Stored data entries
::::::

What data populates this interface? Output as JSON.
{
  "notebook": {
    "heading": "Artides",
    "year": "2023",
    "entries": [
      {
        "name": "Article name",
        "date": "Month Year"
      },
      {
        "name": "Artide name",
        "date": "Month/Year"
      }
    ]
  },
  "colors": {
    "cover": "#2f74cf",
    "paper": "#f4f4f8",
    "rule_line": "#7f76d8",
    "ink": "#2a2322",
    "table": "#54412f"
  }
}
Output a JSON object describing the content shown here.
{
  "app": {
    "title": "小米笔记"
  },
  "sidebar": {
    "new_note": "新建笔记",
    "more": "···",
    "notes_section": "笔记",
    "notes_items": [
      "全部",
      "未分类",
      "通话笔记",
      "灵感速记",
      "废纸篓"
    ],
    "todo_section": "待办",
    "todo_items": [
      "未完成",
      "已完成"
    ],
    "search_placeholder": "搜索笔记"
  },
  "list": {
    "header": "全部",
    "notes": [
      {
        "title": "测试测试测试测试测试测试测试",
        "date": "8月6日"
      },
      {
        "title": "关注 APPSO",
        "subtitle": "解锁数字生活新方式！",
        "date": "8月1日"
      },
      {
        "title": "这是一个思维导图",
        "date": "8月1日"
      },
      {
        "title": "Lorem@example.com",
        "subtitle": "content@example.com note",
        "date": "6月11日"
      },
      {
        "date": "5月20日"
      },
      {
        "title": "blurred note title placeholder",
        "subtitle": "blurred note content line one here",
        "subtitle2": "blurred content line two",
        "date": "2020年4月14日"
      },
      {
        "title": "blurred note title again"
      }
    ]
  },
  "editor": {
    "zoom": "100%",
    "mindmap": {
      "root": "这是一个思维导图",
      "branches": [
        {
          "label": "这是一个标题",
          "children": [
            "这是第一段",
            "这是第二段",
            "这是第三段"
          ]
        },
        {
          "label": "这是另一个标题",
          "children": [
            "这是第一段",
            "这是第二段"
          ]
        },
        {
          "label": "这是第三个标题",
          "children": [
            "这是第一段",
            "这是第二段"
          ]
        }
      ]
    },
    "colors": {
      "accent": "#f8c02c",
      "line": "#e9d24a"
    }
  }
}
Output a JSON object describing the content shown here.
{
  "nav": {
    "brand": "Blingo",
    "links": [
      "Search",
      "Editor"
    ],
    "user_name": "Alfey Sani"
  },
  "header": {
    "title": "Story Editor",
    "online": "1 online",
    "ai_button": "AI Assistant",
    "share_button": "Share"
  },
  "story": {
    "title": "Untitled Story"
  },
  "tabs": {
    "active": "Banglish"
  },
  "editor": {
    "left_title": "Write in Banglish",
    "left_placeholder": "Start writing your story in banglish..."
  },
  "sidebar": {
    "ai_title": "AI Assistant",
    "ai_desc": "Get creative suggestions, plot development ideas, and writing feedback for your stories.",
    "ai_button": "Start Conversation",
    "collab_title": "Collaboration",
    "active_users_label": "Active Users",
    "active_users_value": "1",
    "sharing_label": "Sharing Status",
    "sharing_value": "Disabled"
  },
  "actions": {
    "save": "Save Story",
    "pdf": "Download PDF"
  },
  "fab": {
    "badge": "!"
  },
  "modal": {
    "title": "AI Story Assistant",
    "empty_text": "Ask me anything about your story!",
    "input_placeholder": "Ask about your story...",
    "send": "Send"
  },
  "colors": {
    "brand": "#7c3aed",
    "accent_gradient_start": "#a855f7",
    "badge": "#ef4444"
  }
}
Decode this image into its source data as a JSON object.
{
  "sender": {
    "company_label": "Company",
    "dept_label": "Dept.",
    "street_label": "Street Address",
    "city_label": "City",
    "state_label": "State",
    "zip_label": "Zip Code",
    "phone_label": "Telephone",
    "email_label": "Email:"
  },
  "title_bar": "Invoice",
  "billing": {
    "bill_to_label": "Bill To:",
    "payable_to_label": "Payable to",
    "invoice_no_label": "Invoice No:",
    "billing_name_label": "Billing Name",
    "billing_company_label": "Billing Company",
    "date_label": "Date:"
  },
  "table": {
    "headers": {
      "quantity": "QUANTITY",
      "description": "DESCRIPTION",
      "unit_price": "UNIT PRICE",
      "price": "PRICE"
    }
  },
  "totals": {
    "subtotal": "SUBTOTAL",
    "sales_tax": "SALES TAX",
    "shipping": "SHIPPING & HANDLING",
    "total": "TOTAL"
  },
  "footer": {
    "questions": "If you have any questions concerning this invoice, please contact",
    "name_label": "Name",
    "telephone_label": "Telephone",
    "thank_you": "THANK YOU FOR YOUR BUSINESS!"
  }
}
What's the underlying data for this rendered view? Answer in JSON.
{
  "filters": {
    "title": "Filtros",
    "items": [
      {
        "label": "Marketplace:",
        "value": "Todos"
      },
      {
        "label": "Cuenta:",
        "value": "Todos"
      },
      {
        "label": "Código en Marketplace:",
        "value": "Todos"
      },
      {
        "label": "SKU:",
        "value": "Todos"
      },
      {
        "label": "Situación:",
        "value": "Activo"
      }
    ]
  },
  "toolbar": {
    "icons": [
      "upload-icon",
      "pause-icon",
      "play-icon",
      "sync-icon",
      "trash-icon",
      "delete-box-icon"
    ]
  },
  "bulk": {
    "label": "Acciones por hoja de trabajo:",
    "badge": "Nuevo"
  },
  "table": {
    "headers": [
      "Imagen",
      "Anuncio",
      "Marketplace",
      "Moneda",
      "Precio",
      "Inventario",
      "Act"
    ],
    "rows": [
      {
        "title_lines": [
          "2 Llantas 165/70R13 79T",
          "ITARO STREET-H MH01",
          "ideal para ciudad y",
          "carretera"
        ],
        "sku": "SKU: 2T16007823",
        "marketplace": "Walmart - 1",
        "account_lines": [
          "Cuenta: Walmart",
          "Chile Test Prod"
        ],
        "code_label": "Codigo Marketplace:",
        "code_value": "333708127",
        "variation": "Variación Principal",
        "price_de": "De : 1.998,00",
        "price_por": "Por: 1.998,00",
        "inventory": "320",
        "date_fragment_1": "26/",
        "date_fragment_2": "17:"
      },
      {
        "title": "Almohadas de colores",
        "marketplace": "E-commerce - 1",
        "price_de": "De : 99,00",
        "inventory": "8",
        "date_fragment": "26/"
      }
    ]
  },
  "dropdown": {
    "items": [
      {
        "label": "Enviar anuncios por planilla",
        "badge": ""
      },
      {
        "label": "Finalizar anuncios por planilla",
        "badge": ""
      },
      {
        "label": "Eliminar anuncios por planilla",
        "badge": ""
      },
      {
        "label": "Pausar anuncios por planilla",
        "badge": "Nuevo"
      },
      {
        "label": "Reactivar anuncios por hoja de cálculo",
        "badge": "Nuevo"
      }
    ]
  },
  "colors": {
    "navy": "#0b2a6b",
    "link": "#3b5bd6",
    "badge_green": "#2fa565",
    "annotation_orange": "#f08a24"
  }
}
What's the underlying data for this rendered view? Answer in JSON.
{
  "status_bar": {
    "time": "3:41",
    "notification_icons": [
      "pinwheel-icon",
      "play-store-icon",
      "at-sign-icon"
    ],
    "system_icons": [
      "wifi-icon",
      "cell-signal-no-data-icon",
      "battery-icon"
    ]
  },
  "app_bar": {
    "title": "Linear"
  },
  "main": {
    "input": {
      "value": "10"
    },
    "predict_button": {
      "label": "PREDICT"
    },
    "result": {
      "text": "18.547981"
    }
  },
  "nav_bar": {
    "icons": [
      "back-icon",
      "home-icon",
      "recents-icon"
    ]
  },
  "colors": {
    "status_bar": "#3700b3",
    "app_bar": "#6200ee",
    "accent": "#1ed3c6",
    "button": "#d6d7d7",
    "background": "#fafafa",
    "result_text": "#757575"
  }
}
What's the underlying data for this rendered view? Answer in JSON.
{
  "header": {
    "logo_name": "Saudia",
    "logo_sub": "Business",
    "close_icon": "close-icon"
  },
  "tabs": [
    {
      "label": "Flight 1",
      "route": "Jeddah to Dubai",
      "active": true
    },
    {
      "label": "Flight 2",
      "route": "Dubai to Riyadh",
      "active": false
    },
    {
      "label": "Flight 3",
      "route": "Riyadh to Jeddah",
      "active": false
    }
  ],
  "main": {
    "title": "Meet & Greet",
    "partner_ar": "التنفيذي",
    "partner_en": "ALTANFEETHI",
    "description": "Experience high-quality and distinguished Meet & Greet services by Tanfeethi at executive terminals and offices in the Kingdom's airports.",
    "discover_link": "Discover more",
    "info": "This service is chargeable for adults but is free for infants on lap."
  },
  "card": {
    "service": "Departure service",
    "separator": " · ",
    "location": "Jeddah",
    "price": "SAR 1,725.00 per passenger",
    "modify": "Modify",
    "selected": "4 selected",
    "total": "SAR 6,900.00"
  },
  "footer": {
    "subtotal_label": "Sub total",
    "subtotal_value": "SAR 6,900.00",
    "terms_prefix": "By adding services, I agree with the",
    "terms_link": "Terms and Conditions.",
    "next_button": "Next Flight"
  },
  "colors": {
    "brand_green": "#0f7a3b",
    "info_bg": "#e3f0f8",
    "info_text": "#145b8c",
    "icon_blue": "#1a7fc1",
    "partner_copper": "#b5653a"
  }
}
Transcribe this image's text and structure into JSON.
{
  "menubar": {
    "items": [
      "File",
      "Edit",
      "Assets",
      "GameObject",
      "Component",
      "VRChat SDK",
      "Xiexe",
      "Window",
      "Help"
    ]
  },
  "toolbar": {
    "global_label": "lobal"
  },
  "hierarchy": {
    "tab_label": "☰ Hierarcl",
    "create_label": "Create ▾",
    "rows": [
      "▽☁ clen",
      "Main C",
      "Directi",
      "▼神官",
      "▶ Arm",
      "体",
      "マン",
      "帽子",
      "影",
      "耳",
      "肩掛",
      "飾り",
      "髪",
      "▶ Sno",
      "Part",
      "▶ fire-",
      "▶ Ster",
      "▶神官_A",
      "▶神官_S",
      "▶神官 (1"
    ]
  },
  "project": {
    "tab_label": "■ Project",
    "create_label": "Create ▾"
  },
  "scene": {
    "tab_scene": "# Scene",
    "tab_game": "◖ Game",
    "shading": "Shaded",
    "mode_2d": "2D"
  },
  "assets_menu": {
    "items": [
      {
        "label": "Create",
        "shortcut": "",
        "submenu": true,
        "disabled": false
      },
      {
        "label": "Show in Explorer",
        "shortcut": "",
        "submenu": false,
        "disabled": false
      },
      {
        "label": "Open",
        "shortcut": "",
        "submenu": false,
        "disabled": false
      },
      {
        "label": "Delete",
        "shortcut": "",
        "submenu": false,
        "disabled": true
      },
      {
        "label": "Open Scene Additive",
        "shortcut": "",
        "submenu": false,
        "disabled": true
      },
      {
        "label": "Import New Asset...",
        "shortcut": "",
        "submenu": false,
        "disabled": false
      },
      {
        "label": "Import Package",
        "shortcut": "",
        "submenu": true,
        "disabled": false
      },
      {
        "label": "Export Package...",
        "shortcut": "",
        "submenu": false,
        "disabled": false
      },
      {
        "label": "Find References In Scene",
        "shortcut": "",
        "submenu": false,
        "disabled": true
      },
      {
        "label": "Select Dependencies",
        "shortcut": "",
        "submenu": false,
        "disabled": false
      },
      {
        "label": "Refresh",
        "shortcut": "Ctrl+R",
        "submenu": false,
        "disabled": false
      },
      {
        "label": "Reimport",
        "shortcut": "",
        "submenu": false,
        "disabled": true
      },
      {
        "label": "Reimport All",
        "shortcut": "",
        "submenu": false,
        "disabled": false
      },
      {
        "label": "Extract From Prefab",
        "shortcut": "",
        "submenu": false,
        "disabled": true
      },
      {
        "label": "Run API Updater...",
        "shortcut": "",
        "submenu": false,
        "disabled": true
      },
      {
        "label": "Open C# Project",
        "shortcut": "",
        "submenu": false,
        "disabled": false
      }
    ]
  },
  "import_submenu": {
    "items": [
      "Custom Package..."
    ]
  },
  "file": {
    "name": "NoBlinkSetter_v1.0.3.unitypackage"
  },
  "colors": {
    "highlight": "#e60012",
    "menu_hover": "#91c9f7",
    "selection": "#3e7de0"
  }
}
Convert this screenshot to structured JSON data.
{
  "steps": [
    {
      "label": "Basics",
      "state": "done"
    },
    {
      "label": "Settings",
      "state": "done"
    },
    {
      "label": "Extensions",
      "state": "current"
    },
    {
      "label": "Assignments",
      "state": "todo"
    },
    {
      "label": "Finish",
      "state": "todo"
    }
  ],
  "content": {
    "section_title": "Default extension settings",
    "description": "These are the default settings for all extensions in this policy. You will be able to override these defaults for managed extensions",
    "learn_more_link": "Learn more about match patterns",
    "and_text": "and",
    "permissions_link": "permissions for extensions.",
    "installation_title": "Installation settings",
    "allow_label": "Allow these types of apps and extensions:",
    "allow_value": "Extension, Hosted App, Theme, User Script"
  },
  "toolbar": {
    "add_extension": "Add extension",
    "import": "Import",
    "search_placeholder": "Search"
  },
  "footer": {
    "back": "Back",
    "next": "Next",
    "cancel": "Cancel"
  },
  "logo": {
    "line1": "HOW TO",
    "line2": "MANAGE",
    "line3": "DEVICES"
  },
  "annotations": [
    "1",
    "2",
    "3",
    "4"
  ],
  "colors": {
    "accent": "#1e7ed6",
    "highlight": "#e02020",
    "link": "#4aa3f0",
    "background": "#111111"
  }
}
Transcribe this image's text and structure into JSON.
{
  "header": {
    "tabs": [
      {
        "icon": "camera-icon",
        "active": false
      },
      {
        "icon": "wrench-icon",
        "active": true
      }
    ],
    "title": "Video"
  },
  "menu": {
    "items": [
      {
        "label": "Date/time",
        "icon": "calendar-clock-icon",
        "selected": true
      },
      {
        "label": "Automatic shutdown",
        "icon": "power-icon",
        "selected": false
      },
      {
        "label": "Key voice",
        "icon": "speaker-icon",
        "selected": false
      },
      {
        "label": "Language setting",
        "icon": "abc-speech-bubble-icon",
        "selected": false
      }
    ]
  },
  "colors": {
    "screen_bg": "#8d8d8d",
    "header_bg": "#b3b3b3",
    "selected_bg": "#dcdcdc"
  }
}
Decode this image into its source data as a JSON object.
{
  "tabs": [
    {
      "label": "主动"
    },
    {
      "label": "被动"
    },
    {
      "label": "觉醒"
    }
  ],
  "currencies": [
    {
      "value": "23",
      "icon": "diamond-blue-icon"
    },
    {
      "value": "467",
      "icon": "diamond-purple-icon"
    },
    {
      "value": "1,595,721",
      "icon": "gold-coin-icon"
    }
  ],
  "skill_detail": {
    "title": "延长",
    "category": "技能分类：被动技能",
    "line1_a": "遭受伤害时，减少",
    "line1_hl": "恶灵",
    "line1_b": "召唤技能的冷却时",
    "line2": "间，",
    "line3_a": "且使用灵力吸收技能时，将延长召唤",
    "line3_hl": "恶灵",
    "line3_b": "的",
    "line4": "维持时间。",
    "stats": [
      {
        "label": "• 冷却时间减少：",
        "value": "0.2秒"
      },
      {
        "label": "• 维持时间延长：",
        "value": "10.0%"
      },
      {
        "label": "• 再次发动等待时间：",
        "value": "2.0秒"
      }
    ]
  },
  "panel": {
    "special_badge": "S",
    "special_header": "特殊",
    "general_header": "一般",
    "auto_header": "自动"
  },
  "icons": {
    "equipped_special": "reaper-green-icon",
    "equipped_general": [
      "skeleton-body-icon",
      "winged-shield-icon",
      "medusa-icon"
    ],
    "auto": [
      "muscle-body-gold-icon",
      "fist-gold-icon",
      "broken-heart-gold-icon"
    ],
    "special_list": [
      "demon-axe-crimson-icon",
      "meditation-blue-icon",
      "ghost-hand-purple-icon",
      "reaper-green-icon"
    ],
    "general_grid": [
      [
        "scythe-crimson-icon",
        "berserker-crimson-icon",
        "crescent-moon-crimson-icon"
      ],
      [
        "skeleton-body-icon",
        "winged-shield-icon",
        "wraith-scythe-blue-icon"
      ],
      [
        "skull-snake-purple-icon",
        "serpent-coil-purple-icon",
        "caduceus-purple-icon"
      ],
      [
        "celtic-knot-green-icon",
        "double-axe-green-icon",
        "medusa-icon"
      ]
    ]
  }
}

::::::

Pull out each line containing the word "body" and copy it.

**Problem solution**
      "skeleton-body-icon",
      "muscle-body-gold-icon",
        "skeleton-body-icon",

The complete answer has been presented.